Source data
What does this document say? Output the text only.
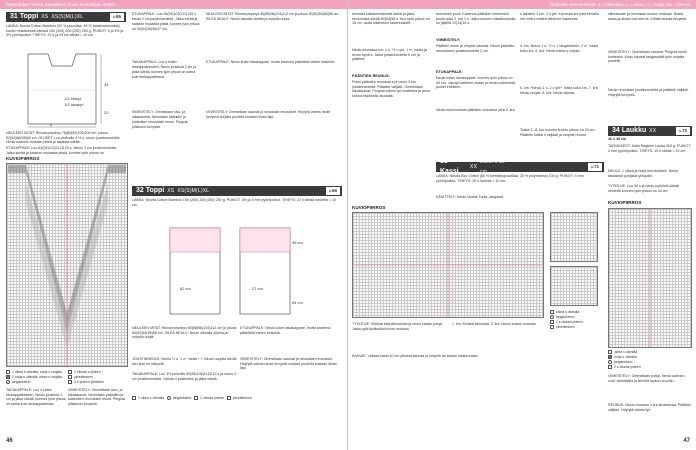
Neuleohjeet vihreä (tavallinen) kuvio neulekirjan ohjeet
31 Toppi XS XS(S)M(L)XL	▶ 65
LANKA: Novita Cotton Bamboo (52 % puuvillaa, 48 % bambuviskoosia) kuvan mukaisessa värissä 150 (200) 200 (250) 250 g. PUIKOT: 4 ja 4½ ja 3½ pyöröpuikot. TIHEYS: 22 s ja 29 krs sileää = 10 cm.
1/2 etukpl
1/2 takakpl
34
20
5
NEULEEN MITAT: Rinnanympärys 76(83)92(100)109 cm, pituus 52(54)56(58)60 cm. OHJEET: Luo puikoille 4 ½ s, neulo joustinneuletta. Neulo kaavion mukaan pitsiä ja tasaista sileää.
ETUKAPPALE: Luo 84(94)102(112)120 s. Neulo 2 cm joustinneuletta. Jatka sileää ja kaavion mukaista pitsiä, kunnes työn pituus on
KUVIOPIIRROS
1 oikea s oikealla, nurja s nurjalla
1 nurja s oikealla, oikea s nurjalla
langankierto
2 oikeaa s yhteen
ylivetäminen
3 s yhteen ylivetäen
TAKAKAPPALE: Luo s kuten etukappaleeseen. Neulo joustinta 2 cm ja jatka sileää, kunnes työn pituus on sama kuin etukappaleessa.
VIIMEISTELY: Ommellaan sivu- ja olkasaumat. Neulotaan pääntien ja kädentien reunuksiin resori. Pingota pitsikuvio kevyesti.
ETUKAPPALE: Luo 84(94)102(112)120 s. Neulo 2 cm joustinneuletta. Jatka sileää ja kaavion mukaista pitsiä, kunnes työn pituus on 33(34)35(36)37 cm.
TAKAKAPPALE: Luo s kuten etukappaleeseen. Neulo joustinta 2 cm ja jatka sileää, kunnes työn pituus on sama kuin etukappaleessa.
VIIMEISTELY: Ommellaan sivu- ja olkasaumat. Neulotaan pääntien ja kädentien reunuksiin resori. Pingota pitsikuvio kevyesti.
NEULEEN MITAT: Rinnanympärys 80(88)96(104)112 cm ja pituus 50(52)54(56)58 cm. SILEÄ NEULE: Neulo oikealla oikeita ja nurjalla nurjia.
ETUKAPPALE: Neulo kuten takakappale, mutta kavenna pääntietä varten keskellä.
VIIMEISTELY: Ommellaan saumat ja neulotaan reunukset. Höyrytä valmis neule kevyesti nurjalta puolelta kostean liinan läpi.
32 Toppi XS XS(S)M(L)XL	▶ 66
LANKA: Novita Cotton Bamboo 150 (200) 200 (250) 250 g. PUIKOT: 3½ ja 4 mm pyöröpuikot. TIHEYS: 22 s sileää neuletta = 10 cm.
62 cm	27 cm
38 cm
54 cm
NEULEEN MITAT: Rinnanympärys 80(88)96(104)112 cm ja pituus 50(52)54(56)58 cm. SILEÄ NEULE: Neulo oikealla oikeita ja nurjalla nurjia.
JOUSTINNEULE: Neulo *1 o, 1 n*, toista *-*. Neulo nurjalla silmät niin kuin ne näkyvät.
TAKAKAPPALE: Luo 3½ puikoille 90(98)106(114)122 s ja neulo 2 cm joustinneuletta. Vaihda 4 puikkoihin ja jatka sileää.
ETUKAPPALE: Neulo kuten takakappale, mutta kavenna pääntietä varten keskellä.
VIIMEISTELY: Ommellaan saumat ja neulotaan reunukset. Höyrytä valmis neule kevyesti nurjalta puolelta kostean liinan läpi.
1 oikea s oikealla	langankierto	2 oikeaa yhteen	ylivetäminen
46
Ohjeiden selvennökset: s = silmukka, o = oikea, n = nurja, krs = kerros
kerrosta kaksinkertaisesti lanka ja jatka neulomista sileää 50(54)58 s. Kun työn pituus on 18 cm, aloita kädentien kavennukset.
Neulo seuraava krs: 1 n, *2 n yht, 1 n*, toista ja neulo loput s. Jatka joustinneuletta 5 cm ja päättele.
PÄÄNTIEN REUNUS:
Poimi pääntien reunasta s ja neulo 3 krs joustinneuletta. Päättele väljästi. Ommellaan olkasaumat. Pingota valmis työ kosteana ja anna kuivua tasaisella alustalla.
kerroksen puoli. Kavenna pääntien molemmin puolin joka 2. krs 1 s. Jatka kunnes olkasilmukoita on jäljellä 12(14)16 s.
VIIMEISTELY:
Päättele neule ja ompele saumat. Neulo pääntien reunukseen joustinneuletta 2 cm.
ETUKAPPALE:
Neulo kuten takakappale, kunnes työn pituus on 40 cm. Jaa työ kahteen osaan ja neulo molemmat puolet erikseen.
Neulo kavennukset pääntien reunassa joka 2. krs.
s takaisin 1 krs: 2 n yht. Kavenna krs joka kerralla niin että s määrä vähenee tasaisesti.
4. krs: Neulo 1 o, *2 o, 1 langankierto, 2 o*, toista koko krs. 5. krs: Neulo kaikki s nurjaa.
6. krs: *Neulo 1 o, 2 o yht*, toista koko krs. 7. krs: Neulo nurjaa. 8. krs: Neulo oikeaa.
Toista 1.–8. krs kunnes kuvion pituus on 20 cm. Päättele kaikki s väljästi ja ompele reunat.
silmukkaan ja neulotaan kuvion mukaan. Nosta lanka ja aloita uusi kerros. Kiristä lankaa kevyesti.
VIIMEISTELY: Ommellaan saumat. Pingota neule kosteana. Kudo lopuksi langanpäät työn nurjalle puolelle.
Neulo reunukset joustinneuletta ja päättele väljästi. Höyrytä kevyesti.
33 Kassi
XX
21cm x 32 cm
▶ 71
LANKA: Novita Eco Cotton (80 % kierrätyspuuvillaa, 20 % polyesteria) 100 g. PUIKOT: 4 mm pyöröpuikko. TIHEYS: 20 s kuviota = 10 cm.
KÄSITTELY: Neulo Novita Tupla -langasta.
KUVIOPIIRROS
oikea s oikealla
langankierto
2 s oikeaa yhteen
ylivetäminen
TYÖOHJE: Virkkaa ketjusilmukoita ja neulo kassin pohja. Jatka pyöröpuikoilla kuvion mukaan.
1. krs: Kiinteä silmukka. 2. krs: Neulo kuvion mukaan.
KAHVAT: Virkkaa kaksi 40 cm pituista kahvaa ja ompele ne kassin sisäreunaan.
34 Laukku XX	▶ 72
46 x 48 cm
TARVIKKEET: Kaito Ragtime Lanka 300 g. PUIKOT: 4 mm pyöröpuikko. TIHEYS: 19 s sileää = 10 cm.
NEULE: 1 oikea ja nurja kerroksittain. Neulo tasaisesti pohjasta ylöspäin.
TYÖOHJE: Luo 90 s ja neulo pyörönä sileää neuletta kunnes työn pituus on 44 cm.
KUVIOPIIRROS
oikea s oikealla
nurja s oikealla
langankierto
2 s oikeaa yhteen
VIIMEISTELY: Ommellaan pohja. Neulo kahvat i-cord -tekniikalla ja kiinnitä laukun sivuihin.
REUNUS: Neulo reunaan 4 krs ainaoikeaa. Päättele väljästi. Höyrytä valmis työ.
47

REQUIRED WORK: Transcribe every entry above exactly. Omit all pictures.

RESPONSE TO THE EXERCISE:
What does this document say? Output the text only.
Neuleohjeet vihreä (tavallinen) kuvio neulekirjan ohjeet
31 Toppi XS XS(S)M(L)XL	▶ 65
LANKA: Novita Cotton Bamboo (52 % puuvillaa, 48 % bambuviskoosia) kuvan mukaisessa värissä 150 (200) 200 (250) 250 g. PUIKOT: 4 ja 4½ ja 3½ pyöröpuikot. TIHEYS: 22 s ja 29 krs sileää = 10 cm.
1/2 etukpl
1/2 takakpl
34
20
5
NEULEEN MITAT: Rinnanympärys 76(83)92(100)109 cm, pituus 52(54)56(58)60 cm. OHJEET: Luo puikoille 4 ½ s, neulo joustinneuletta. Neulo kaavion mukaan pitsiä ja tasaista sileää.
ETUKAPPALE: Luo 84(94)102(112)120 s. Neulo 2 cm joustinneuletta. Jatka sileää ja kaavion mukaista pitsiä, kunnes työn pituus on
KUVIOPIIRROS
1 oikea s oikealla, nurja s nurjalla
1 nurja s oikealla, oikea s nurjalla
langankierto
2 oikeaa s yhteen
ylivetäminen
3 s yhteen ylivetäen
TAKAKAPPALE: Luo s kuten etukappaleeseen. Neulo joustinta 2 cm ja jatka sileää, kunnes työn pituus on sama kuin etukappaleessa.
VIIMEISTELY: Ommellaan sivu- ja olkasaumat. Neulotaan pääntien ja kädentien reunuksiin resori. Pingota pitsikuvio kevyesti.
ETUKAPPALE: Luo 84(94)102(112)120 s. Neulo 2 cm joustinneuletta. Jatka sileää ja kaavion mukaista pitsiä, kunnes työn pituus on 33(34)35(36)37 cm.
TAKAKAPPALE: Luo s kuten etukappaleeseen. Neulo joustinta 2 cm ja jatka sileää, kunnes työn pituus on sama kuin etukappaleessa.
VIIMEISTELY: Ommellaan sivu- ja olkasaumat. Neulotaan pääntien ja kädentien reunuksiin resori. Pingota pitsikuvio kevyesti.
NEULEEN MITAT: Rinnanympärys 80(88)96(104)112 cm ja pituus 50(52)54(56)58 cm. SILEÄ NEULE: Neulo oikealla oikeita ja nurjalla nurjia.
ETUKAPPALE: Neulo kuten takakappale, mutta kavenna pääntietä varten keskellä.
VIIMEISTELY: Ommellaan saumat ja neulotaan reunukset. Höyrytä valmis neule kevyesti nurjalta puolelta kostean liinan läpi.
32 Toppi XS XS(S)M(L)XL	▶ 66
LANKA: Novita Cotton Bamboo 150 (200) 200 (250) 250 g. PUIKOT: 3½ ja 4 mm pyöröpuikot. TIHEYS: 22 s sileää neuletta = 10 cm.
62 cm	27 cm
38 cm
54 cm
NEULEEN MITAT: Rinnanympärys 80(88)96(104)112 cm ja pituus 50(52)54(56)58 cm. SILEÄ NEULE: Neulo oikealla oikeita ja nurjalla nurjia.
JOUSTINNEULE: Neulo *1 o, 1 n*, toista *-*. Neulo nurjalla silmät niin kuin ne näkyvät.
TAKAKAPPALE: Luo 3½ puikoille 90(98)106(114)122 s ja neulo 2 cm joustinneuletta. Vaihda 4 puikkoihin ja jatka sileää.
ETUKAPPALE: Neulo kuten takakappale, mutta kavenna pääntietä varten keskellä.
VIIMEISTELY: Ommellaan saumat ja neulotaan reunukset. Höyrytä valmis neule kevyesti nurjalta puolelta kostean liinan läpi.
1 oikea s oikealla	langankierto	2 oikeaa yhteen	ylivetäminen
46
Ohjeiden selvennökset: s = silmukka, o = oikea, n = nurja, krs = kerros
kerrosta kaksinkertaisesti lanka ja jatka neulomista sileää 50(54)58 s. Kun työn pituus on 18 cm, aloita kädentien kavennukset.
Neulo seuraava krs: 1 n, *2 n yht, 1 n*, toista ja neulo loput s. Jatka joustinneuletta 5 cm ja päättele.
PÄÄNTIEN REUNUS:
Poimi pääntien reunasta s ja neulo 3 krs joustinneuletta. Päättele väljästi. Ommellaan olkasaumat. Pingota valmis työ kosteana ja anna kuivua tasaisella alustalla.
kerroksen puoli. Kavenna pääntien molemmin puolin joka 2. krs 1 s. Jatka kunnes olkasilmukoita on jäljellä 12(14)16 s.
VIIMEISTELY:
Päättele neule ja ompele saumat. Neulo pääntien reunukseen joustinneuletta 2 cm.
ETUKAPPALE:
Neulo kuten takakappale, kunnes työn pituus on 40 cm. Jaa työ kahteen osaan ja neulo molemmat puolet erikseen.
Neulo kavennukset pääntien reunassa joka 2. krs.
s takaisin 1 krs: 2 n yht. Kavenna krs joka kerralla niin että s määrä vähenee tasaisesti.
4. krs: Neulo 1 o, *2 o, 1 langankierto, 2 o*, toista koko krs. 5. krs: Neulo kaikki s nurjaa.
6. krs: *Neulo 1 o, 2 o yht*, toista koko krs. 7. krs: Neulo nurjaa. 8. krs: Neulo oikeaa.
Toista 1.–8. krs kunnes kuvion pituus on 20 cm. Päättele kaikki s väljästi ja ompele reunat.
silmukkaan ja neulotaan kuvion mukaan. Nosta lanka ja aloita uusi kerros. Kiristä lankaa kevyesti.
VIIMEISTELY: Ommellaan saumat. Pingota neule kosteana. Kudo lopuksi langanpäät työn nurjalle puolelle.
Neulo reunukset joustinneuletta ja päättele väljästi. Höyrytä kevyesti.
33 Kassi
XX
21cm x 32 cm
▶ 71
LANKA: Novita Eco Cotton (80 % kierrätyspuuvillaa, 20 % polyesteria) 100 g. PUIKOT: 4 mm pyöröpuikko. TIHEYS: 20 s kuviota = 10 cm.
KÄSITTELY: Neulo Novita Tupla -langasta.
KUVIOPIIRROS
oikea s oikealla
langankierto
2 s oikeaa yhteen
ylivetäminen
TYÖOHJE: Virkkaa ketjusilmukoita ja neulo kassin pohja. Jatka pyöröpuikoilla kuvion mukaan.
1. krs: Kiinteä silmukka. 2. krs: Neulo kuvion mukaan.
KAHVAT: Virkkaa kaksi 40 cm pituista kahvaa ja ompele ne kassin sisäreunaan.
34 Laukku XX	▶ 72
46 x 48 cm
TARVIKKEET: Kaito Ragtime Lanka 300 g. PUIKOT: 4 mm pyöröpuikko. TIHEYS: 19 s sileää = 10 cm.
NEULE: 1 oikea ja nurja kerroksittain. Neulo tasaisesti pohjasta ylöspäin.
TYÖOHJE: Luo 90 s ja neulo pyörönä sileää neuletta kunnes työn pituus on 44 cm.
KUVIOPIIRROS
oikea s oikealla
nurja s oikealla
langankierto
2 s oikeaa yhteen
VIIMEISTELY: Ommellaan pohja. Neulo kahvat i-cord -tekniikalla ja kiinnitä laukun sivuihin.
REUNUS: Neulo reunaan 4 krs ainaoikeaa. Päättele väljästi. Höyrytä valmis työ.
47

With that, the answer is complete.